**Brief**
Copy the passage about Strange Fits of Passion, starting at "Strange Fits of Passion was" and ending at "experiences into language.", and change every "novel" to "book".
==== Supplied passage
Strange Fits of Passion was published by Harcourt Brace Jovanovich in 1991, Shreve’s first novel. The title comes from Wordsworth — “Strange fits of passion have I known: / And I will dare to tell” — and the epigraph announces the novel’s central concern: the irrational intensity of feeling, both love and violence, and the difficulty of putting such experiences into language.
Maureen English is a New York magazine editor married to Harrold, a successful journalist who beats her. She flees with her baby daughter to a coastal Maine village in winter, taking refuge in a cottage and gradually building a relationship with Jack Strout, a local lobsterman. The narrative is told retrospectively by a journalist, Helen, who pieces together the story years later through interviews, letters, and her own investigation — a structure that fragments the chronology and forces the reader to reconstruct events the way one reconstructs any private catastrophe: from the outside, imperfectly, with gaps.
========
==== Dataset excerpts
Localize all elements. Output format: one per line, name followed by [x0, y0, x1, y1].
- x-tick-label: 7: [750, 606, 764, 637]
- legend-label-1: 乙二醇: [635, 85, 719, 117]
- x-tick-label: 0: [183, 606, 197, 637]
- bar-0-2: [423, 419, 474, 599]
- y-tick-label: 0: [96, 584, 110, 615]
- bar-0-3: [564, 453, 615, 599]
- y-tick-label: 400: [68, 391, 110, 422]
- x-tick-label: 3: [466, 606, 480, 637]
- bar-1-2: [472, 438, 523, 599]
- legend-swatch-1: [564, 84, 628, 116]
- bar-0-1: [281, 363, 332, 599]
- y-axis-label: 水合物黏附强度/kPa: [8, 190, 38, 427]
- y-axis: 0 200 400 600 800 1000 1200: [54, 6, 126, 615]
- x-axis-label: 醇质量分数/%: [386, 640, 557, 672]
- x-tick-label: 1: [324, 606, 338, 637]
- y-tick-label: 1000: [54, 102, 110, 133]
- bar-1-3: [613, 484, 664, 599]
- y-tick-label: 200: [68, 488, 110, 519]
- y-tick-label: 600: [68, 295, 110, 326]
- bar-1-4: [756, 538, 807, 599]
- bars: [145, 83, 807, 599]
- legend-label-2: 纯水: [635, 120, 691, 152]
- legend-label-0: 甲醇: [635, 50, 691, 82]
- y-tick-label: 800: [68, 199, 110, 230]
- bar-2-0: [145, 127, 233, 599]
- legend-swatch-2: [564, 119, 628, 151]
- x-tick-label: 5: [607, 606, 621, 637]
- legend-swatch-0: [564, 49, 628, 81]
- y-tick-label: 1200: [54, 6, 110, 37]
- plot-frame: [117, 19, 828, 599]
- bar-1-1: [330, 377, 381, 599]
========
**Reply to the exercise**
Strange Fits of Passion was published by Harcourt Brace Jovanovich in 1991, Shreve’s first book. The title comes from Wordsworth — “Strange fits of passion have I known: / And I will dare to tell” — and the epigraph announces the book’s central concern: the irrational intensity of feeling, both love and violence, and the difficulty of putting such experiences into language.